Scan the records for the word "complete". Copy each line that includes it.

*** Record extracts

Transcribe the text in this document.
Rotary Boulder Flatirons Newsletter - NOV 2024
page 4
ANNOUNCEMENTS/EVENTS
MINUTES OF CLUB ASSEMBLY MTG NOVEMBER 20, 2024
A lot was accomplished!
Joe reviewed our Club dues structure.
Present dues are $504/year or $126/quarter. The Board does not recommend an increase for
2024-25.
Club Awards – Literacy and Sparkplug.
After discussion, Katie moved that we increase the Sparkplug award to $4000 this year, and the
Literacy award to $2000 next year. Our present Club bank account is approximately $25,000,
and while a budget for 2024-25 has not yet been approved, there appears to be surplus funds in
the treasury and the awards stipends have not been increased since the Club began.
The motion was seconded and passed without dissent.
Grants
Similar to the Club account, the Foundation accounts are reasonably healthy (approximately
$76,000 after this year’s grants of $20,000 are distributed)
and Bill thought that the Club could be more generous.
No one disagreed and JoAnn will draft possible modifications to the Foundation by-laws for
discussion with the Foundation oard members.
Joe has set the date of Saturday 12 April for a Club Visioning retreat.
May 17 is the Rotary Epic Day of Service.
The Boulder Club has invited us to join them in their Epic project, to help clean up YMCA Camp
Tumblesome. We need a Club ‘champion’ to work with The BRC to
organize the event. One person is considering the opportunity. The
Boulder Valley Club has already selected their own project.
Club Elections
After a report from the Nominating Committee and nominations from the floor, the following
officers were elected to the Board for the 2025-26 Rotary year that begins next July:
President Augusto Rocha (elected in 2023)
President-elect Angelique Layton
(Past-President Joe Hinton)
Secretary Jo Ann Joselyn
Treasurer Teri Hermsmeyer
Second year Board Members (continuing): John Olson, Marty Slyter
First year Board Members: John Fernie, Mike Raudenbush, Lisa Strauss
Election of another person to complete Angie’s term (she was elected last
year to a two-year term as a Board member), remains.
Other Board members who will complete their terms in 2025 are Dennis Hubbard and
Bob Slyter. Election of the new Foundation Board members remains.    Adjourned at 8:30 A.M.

******

> **Solution to this problem**:
Election of another person to complete Angie’s term (she was elected last
Other Board members who will complete their terms in 2025 are Dennis Hubbard and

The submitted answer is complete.